*Exercise task*. Count the lines of the data below that contain the string "image", treating uppercase and lowercase as distinct, and give only the number.

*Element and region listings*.

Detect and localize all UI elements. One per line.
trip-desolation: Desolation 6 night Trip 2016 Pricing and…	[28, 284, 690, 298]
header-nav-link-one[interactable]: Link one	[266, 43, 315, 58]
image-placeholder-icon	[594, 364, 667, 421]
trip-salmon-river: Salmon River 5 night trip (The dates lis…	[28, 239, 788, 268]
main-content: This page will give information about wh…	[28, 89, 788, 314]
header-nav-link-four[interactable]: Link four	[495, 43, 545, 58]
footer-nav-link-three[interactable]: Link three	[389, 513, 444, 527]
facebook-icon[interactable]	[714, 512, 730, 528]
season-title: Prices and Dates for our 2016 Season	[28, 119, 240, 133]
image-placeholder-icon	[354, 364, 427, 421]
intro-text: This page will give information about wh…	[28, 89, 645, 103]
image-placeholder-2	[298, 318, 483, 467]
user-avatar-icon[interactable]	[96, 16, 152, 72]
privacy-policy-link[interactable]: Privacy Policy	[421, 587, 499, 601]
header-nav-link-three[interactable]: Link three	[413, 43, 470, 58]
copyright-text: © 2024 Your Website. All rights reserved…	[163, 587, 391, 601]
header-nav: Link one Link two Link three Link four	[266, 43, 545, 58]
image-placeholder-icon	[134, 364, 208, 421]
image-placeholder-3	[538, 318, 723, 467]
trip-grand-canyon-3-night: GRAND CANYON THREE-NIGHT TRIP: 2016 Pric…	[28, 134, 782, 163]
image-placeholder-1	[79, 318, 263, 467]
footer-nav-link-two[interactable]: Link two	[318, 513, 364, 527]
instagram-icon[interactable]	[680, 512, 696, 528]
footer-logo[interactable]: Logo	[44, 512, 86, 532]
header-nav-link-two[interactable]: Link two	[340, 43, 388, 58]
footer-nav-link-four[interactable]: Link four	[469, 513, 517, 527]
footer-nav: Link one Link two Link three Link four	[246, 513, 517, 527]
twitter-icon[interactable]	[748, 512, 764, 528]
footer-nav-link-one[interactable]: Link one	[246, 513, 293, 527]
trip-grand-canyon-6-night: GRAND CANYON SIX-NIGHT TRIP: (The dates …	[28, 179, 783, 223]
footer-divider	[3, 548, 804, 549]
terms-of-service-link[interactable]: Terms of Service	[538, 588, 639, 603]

*Exercise result*. 6